__TEXTO DE LA PÁGINA__.

- - -

Y cuando el virus arremetió, pretendieron ocultarlo. Y la mentira apareció otra vez, triste rol vocalizado por un médico opacado que a diario repetía su triste letanía de pocos contagiados, delicados, pero estables, enfatizando que todos los casos eran importados, intentando desestimar la dimensión real de la crisis. Y en vez de fomentar el resguardo, hubo alcaldes invitando a farándulas, diputados burlándose de colegas de “la oposición” que con tapabocas clausuraban sus bocas ya cerradas. Eso fue antes que enfermaran unos y murieran otros. Ahora no ríen y se les ve desinfectándose con frecuencia.
Y la gente comenzó a abarrotar los hospitales del sistema de Salud único en el mundo. Y ahí comenzaron a morir y a ser enterrados de urgencia en la oscuridad de la noche. Pero la noche oculta celulares y con estos filmaron entierros exprés y los metieron en las redes sociales. Entonces el poder dijo que eran mentiras de golpistas; hechos ocurridos en otros países, y para que sus deudos no divulgaran que el virus había matado a sus seres queridos, en el acta de defunción lo disfrazaron de neumonía atípica.
Al paso de los días la gente se hartó de la falsedad y denunció lo que estaba ocurriendo. Y cuando periodistas de medios de comunicación independientes informaron la debacle, el poder dijo que eran fake news. Por desgracia, la muerte de algunos informadores y la enfermedad de otros, han sido crueles testimonios de la verdad que informaban.
Al finalizar mayo 2020, los nicaragüenses estamos al pie del patíbulo. La mortandad es diaria y va en aumento. Han fallecido trabajadores de la Salud, a los que desde el inicio de la pandemia se impidió protegerse del contagio, para “no alarmar a la población”. Eso agrava la situación. De una semana a otra, al ser imposible encubrir lo inocultable, las estadísticas oficiales aumentaron sus dígitos y el Gobierno aceptó lo que sabíamos: que los contagios ya eran comunitarios. Han fallecido decenas de personas en pueblos y ciudades, algunos han caído en la calle, otros han muerto en sus casas.

- - -

__DATOS REGISTRADOS__.
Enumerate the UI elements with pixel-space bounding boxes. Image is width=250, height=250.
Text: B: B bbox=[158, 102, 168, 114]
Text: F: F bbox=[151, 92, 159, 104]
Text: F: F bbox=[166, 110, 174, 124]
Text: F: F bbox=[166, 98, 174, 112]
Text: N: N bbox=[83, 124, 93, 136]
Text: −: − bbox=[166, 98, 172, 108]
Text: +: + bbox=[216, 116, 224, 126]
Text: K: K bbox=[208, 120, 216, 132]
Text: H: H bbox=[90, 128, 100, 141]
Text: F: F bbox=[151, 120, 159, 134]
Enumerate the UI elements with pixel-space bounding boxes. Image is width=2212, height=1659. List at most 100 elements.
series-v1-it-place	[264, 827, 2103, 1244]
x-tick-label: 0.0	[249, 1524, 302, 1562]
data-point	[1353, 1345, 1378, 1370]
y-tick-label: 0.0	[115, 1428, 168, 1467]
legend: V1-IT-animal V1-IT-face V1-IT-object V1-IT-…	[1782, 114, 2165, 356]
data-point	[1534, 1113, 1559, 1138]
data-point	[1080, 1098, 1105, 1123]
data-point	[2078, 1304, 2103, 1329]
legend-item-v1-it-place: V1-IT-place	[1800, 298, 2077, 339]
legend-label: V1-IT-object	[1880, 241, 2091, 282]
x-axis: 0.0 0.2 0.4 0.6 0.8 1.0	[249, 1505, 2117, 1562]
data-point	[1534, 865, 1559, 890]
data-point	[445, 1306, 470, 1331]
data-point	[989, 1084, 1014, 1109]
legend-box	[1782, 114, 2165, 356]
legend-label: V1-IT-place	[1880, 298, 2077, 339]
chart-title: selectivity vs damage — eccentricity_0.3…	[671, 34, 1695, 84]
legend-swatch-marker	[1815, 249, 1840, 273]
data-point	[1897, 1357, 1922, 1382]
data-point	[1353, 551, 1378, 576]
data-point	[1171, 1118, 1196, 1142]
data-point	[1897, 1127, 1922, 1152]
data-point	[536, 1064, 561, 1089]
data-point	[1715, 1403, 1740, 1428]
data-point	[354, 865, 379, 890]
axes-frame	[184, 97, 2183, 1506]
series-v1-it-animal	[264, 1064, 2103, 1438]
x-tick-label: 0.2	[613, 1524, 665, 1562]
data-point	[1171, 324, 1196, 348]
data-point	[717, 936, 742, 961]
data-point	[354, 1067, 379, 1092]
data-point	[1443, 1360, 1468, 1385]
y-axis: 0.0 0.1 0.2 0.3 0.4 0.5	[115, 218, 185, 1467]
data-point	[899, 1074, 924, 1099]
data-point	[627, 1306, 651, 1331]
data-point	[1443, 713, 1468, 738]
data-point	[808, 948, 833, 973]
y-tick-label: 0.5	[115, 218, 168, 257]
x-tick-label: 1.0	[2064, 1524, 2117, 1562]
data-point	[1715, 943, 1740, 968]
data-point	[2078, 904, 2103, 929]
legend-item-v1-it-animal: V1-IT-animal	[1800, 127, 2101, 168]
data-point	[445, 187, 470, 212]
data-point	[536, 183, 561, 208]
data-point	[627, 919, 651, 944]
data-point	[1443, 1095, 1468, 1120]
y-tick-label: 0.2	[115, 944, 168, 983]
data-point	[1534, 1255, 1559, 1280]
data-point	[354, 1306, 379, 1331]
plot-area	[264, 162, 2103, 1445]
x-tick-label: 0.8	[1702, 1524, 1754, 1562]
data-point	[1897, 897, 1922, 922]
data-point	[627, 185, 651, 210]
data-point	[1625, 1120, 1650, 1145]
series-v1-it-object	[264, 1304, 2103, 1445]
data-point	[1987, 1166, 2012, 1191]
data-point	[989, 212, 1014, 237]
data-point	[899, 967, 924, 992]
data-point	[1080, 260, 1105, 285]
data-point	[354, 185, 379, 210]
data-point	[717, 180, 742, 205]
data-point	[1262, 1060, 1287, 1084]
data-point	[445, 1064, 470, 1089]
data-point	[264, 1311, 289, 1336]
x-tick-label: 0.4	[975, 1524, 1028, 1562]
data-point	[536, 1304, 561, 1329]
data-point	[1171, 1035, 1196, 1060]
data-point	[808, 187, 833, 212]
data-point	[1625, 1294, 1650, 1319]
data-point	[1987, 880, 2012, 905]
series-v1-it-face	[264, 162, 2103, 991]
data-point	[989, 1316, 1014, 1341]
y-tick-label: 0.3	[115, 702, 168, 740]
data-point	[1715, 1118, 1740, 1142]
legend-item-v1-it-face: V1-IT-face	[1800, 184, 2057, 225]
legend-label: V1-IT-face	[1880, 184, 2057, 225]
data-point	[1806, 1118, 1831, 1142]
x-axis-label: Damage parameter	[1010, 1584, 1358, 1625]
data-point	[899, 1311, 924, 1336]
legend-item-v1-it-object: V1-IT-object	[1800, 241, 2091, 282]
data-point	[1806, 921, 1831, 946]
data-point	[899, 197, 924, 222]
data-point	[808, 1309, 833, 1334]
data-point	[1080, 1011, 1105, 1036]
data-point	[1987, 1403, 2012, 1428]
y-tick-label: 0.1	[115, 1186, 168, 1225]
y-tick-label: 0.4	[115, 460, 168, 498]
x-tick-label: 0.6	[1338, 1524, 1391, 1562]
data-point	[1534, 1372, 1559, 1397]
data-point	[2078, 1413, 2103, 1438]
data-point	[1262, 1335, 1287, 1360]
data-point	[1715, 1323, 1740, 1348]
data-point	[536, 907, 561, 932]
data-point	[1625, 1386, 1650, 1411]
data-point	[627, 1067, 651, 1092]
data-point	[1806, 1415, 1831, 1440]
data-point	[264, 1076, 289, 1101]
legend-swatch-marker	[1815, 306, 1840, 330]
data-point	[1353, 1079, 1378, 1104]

- - -

__TAREAS PROPUESTAS__.
a) Resume en menos palabras el párrafo del texto de la página que empieza «Y la gente comenzó a abarrotar los hospitales», sin perder sus hechos principales.
b) Prosigue el texto sobre la pandemia en Nicaragua a partir de la última oración del texto de la página.

__RESPUESTAS EN ORDEN__.
a) La gente llenó los hospitales, donde los enfermos empezaron a morir y a ser enterrados de urgencia de noche. Esos entierros exprés se filmaron con celulares y se subieron a las redes sociales. El poder los llamó mentiras de golpistas y hechos de otros países, y en las actas de defunción disfrazó el virus de neumonía atípica para que los deudos no lo divulgaran.

b)
La crisis sanitaria se sumó a la política y económica arrastrada desde 2018. Pero no hay apoyo del Gobierno para reducir tarifas de servicios y canasta básica. El INSS orientó a médicos no dar hoja de reposo ni subsidios a sospechosos de estar contagiados del virus; muchos adultos mayores son expuestos en largas filas al cobrar sus raquíticas pensiones; maestros y maestras son obligados a dar clases a pocos alumnos en plena pandemia; los enfermos mueren solos y son sepultados en soledad y la producción de ataúdes se ha incrementado como en tiempos de guerra. Este panorama se agudiza cuando el sistema público hospitalario amenaza con colapsar, y es tanta la inseguridad en su capacidad de respuesta que un joven médico de Rivas, recién fallecido en su casa, pidió a su familia:
—Por ningún motivo me lleven a un hospital.
En Nicaragua no sabemos si vamos saliendo o estamos estancados en la pandemia. Aquí vivimos day after day. Cada noche, al irme a dormir, doy gracias a la vida por el día vivido. Al despertar, a la mañana siguiente, después de verificar dónde estoy y preguntar a mi mujer cómo amaneció, reviso si me duele el cuerpo, si tengo afección en la garganta, si respiro normal, y después de constatar que sigo vivo, me levanto y saludo al nuevo día. En estas condiciones de ser sin rumbo cierto, las manazas de la incertidumbre oprimen nuestras gargantas, convirtiendo el mañana en una incógnita imposible de despejar.